**Exercise goal:**
Rename every "interactable" in the entries below to "clickable", and give all the lines again with nothing else changed.

----- Data rows

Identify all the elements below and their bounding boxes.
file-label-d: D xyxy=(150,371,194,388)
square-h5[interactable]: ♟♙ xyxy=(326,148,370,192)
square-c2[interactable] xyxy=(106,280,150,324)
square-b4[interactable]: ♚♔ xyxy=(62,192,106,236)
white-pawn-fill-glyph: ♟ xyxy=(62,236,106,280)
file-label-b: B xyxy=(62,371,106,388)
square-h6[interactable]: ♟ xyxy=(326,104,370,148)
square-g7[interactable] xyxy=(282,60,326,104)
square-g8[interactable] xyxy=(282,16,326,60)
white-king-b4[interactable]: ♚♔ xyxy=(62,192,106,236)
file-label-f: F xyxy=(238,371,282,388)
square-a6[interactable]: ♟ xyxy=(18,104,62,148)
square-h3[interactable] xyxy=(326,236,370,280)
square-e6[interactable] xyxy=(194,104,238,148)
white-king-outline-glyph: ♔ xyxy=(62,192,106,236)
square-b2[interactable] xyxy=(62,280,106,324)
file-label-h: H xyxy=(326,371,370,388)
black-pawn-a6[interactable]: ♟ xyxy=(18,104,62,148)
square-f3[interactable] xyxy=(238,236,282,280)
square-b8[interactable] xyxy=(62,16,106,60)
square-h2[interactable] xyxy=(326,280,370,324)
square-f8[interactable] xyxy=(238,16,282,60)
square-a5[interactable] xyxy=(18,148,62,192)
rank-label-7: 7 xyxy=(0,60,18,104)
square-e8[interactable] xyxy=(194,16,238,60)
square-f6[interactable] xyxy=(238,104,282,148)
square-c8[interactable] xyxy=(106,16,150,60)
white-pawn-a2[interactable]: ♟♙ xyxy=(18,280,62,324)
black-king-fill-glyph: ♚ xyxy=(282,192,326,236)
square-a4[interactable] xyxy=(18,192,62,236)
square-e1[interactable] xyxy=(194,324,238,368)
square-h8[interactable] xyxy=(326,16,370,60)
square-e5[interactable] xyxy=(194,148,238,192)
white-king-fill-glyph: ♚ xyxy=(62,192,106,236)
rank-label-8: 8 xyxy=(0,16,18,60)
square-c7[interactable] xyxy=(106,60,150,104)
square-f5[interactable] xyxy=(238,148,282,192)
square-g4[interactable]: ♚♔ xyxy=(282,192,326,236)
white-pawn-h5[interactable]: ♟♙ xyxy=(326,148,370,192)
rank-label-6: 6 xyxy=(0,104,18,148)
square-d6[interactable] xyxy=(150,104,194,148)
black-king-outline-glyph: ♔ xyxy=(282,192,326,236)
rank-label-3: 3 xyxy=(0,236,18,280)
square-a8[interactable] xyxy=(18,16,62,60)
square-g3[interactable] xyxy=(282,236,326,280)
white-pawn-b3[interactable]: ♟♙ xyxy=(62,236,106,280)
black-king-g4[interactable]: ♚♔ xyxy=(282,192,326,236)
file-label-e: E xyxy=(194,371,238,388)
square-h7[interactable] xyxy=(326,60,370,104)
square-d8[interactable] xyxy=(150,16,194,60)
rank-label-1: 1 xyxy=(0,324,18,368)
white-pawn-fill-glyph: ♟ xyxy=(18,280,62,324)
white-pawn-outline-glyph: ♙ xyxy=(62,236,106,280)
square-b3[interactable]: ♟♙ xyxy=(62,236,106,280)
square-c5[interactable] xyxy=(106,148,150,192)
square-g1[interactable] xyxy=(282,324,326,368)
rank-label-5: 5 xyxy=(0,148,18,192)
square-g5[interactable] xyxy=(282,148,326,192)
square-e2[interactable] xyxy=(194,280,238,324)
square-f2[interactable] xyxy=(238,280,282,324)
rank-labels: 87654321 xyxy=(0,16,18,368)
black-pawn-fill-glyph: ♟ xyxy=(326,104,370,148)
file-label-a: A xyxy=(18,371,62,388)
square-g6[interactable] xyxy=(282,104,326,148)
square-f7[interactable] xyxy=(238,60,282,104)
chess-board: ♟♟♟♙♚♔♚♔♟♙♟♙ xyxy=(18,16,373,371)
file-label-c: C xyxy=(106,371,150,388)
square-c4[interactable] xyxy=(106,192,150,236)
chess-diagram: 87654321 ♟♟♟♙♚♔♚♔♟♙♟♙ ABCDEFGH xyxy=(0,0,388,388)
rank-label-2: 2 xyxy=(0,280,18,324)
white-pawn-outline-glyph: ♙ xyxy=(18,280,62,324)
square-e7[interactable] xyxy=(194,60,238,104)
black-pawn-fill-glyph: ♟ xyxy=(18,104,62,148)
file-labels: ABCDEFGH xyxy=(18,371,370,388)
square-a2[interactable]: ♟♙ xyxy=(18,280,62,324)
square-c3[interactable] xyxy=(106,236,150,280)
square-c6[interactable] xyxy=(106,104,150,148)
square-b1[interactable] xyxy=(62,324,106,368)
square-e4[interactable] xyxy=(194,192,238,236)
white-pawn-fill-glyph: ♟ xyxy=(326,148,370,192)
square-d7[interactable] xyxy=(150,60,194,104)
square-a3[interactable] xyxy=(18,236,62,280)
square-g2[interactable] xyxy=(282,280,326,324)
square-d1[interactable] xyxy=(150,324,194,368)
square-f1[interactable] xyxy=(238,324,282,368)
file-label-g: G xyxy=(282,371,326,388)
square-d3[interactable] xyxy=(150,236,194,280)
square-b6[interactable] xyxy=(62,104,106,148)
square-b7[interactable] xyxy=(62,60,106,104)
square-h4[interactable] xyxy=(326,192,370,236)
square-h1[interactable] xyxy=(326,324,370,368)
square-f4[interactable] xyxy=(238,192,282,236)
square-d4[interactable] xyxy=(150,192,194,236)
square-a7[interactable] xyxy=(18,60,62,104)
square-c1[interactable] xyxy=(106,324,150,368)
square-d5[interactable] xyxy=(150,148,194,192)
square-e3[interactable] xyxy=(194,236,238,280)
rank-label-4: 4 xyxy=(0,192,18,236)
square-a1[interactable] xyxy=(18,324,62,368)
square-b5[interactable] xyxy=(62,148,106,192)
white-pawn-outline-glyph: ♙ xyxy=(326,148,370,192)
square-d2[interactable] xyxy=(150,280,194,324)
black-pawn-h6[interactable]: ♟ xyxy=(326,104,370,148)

----------

**Finished exercise:**
Identify all the elements below and their bounding boxes.
file-label-d: D xyxy=(150,371,194,388)
square-h5[clickable]: ♟♙ xyxy=(326,148,370,192)
square-c2[clickable] xyxy=(106,280,150,324)
square-b4[clickable]: ♚♔ xyxy=(62,192,106,236)
white-pawn-fill-glyph: ♟ xyxy=(62,236,106,280)
file-label-b: B xyxy=(62,371,106,388)
square-h6[clickable]: ♟ xyxy=(326,104,370,148)
square-g7[clickable] xyxy=(282,60,326,104)
square-g8[clickable] xyxy=(282,16,326,60)
white-king-b4[clickable]: ♚♔ xyxy=(62,192,106,236)
file-label-f: F xyxy=(238,371,282,388)
square-a6[clickable]: ♟ xyxy=(18,104,62,148)
square-h3[clickable] xyxy=(326,236,370,280)
square-e6[clickable] xyxy=(194,104,238,148)
white-king-outline-glyph: ♔ xyxy=(62,192,106,236)
square-b2[clickable] xyxy=(62,280,106,324)
file-label-h: H xyxy=(326,371,370,388)
black-pawn-a6[clickable]: ♟ xyxy=(18,104,62,148)
square-f3[clickable] xyxy=(238,236,282,280)
square-b8[clickable] xyxy=(62,16,106,60)
square-h2[clickable] xyxy=(326,280,370,324)
square-f8[clickable] xyxy=(238,16,282,60)
square-a5[clickable] xyxy=(18,148,62,192)
rank-label-7: 7 xyxy=(0,60,18,104)
square-e8[clickable] xyxy=(194,16,238,60)
square-f6[clickable] xyxy=(238,104,282,148)
square-c8[clickable] xyxy=(106,16,150,60)
white-pawn-a2[clickable]: ♟♙ xyxy=(18,280,62,324)
black-king-fill-glyph: ♚ xyxy=(282,192,326,236)
square-a4[clickable] xyxy=(18,192,62,236)
square-e1[clickable] xyxy=(194,324,238,368)
square-h8[clickable] xyxy=(326,16,370,60)
square-e5[clickable] xyxy=(194,148,238,192)
white-king-fill-glyph: ♚ xyxy=(62,192,106,236)
rank-label-8: 8 xyxy=(0,16,18,60)
square-c7[clickable] xyxy=(106,60,150,104)
square-f5[clickable] xyxy=(238,148,282,192)
square-g4[clickable]: ♚♔ xyxy=(282,192,326,236)
white-pawn-h5[clickable]: ♟♙ xyxy=(326,148,370,192)
rank-label-6: 6 xyxy=(0,104,18,148)
square-d6[clickable] xyxy=(150,104,194,148)
black-king-outline-glyph: ♔ xyxy=(282,192,326,236)
rank-label-3: 3 xyxy=(0,236,18,280)
square-a8[clickable] xyxy=(18,16,62,60)
square-g3[clickable] xyxy=(282,236,326,280)
white-pawn-b3[clickable]: ♟♙ xyxy=(62,236,106,280)
black-king-g4[clickable]: ♚♔ xyxy=(282,192,326,236)
file-label-e: E xyxy=(194,371,238,388)
square-h7[clickable] xyxy=(326,60,370,104)
square-d8[clickable] xyxy=(150,16,194,60)
rank-label-1: 1 xyxy=(0,324,18,368)
white-pawn-fill-glyph: ♟ xyxy=(18,280,62,324)
white-pawn-outline-glyph: ♙ xyxy=(62,236,106,280)
square-b3[clickable]: ♟♙ xyxy=(62,236,106,280)
square-c5[clickable] xyxy=(106,148,150,192)
square-g1[clickable] xyxy=(282,324,326,368)
rank-label-5: 5 xyxy=(0,148,18,192)
square-g5[clickable] xyxy=(282,148,326,192)
square-e2[clickable] xyxy=(194,280,238,324)
square-f2[clickable] xyxy=(238,280,282,324)
rank-labels: 87654321 xyxy=(0,16,18,368)
black-pawn-fill-glyph: ♟ xyxy=(326,104,370,148)
file-label-a: A xyxy=(18,371,62,388)
square-g6[clickable] xyxy=(282,104,326,148)
square-f7[clickable] xyxy=(238,60,282,104)
chess-board: ♟♟♟♙♚♔♚♔♟♙♟♙ xyxy=(18,16,373,371)
file-label-c: C xyxy=(106,371,150,388)
square-c4[clickable] xyxy=(106,192,150,236)
chess-diagram: 87654321 ♟♟♟♙♚♔♚♔♟♙♟♙ ABCDEFGH xyxy=(0,0,388,388)
rank-label-2: 2 xyxy=(0,280,18,324)
white-pawn-outline-glyph: ♙ xyxy=(18,280,62,324)
square-e7[clickable] xyxy=(194,60,238,104)
black-pawn-fill-glyph: ♟ xyxy=(18,104,62,148)
file-labels: ABCDEFGH xyxy=(18,371,370,388)
square-a2[clickable]: ♟♙ xyxy=(18,280,62,324)
square-c3[clickable] xyxy=(106,236,150,280)
square-c6[clickable] xyxy=(106,104,150,148)
square-b1[clickable] xyxy=(62,324,106,368)
square-e4[clickable] xyxy=(194,192,238,236)
white-pawn-fill-glyph: ♟ xyxy=(326,148,370,192)
square-d7[clickable] xyxy=(150,60,194,104)
square-a3[clickable] xyxy=(18,236,62,280)
square-g2[clickable] xyxy=(282,280,326,324)
square-d1[clickable] xyxy=(150,324,194,368)
square-f1[clickable] xyxy=(238,324,282,368)
file-label-g: G xyxy=(282,371,326,388)
square-d3[clickable] xyxy=(150,236,194,280)
square-b6[clickable] xyxy=(62,104,106,148)
square-b7[clickable] xyxy=(62,60,106,104)
square-h4[clickable] xyxy=(326,192,370,236)
square-h1[clickable] xyxy=(326,324,370,368)
square-f4[clickable] xyxy=(238,192,282,236)
square-d4[clickable] xyxy=(150,192,194,236)
square-a7[clickable] xyxy=(18,60,62,104)
square-c1[clickable] xyxy=(106,324,150,368)
square-d5[clickable] xyxy=(150,148,194,192)
square-e3[clickable] xyxy=(194,236,238,280)
rank-label-4: 4 xyxy=(0,192,18,236)
square-a1[clickable] xyxy=(18,324,62,368)
square-b5[clickable] xyxy=(62,148,106,192)
white-pawn-outline-glyph: ♙ xyxy=(326,148,370,192)
square-d2[clickable] xyxy=(150,280,194,324)
black-pawn-h6[clickable]: ♟ xyxy=(326,104,370,148)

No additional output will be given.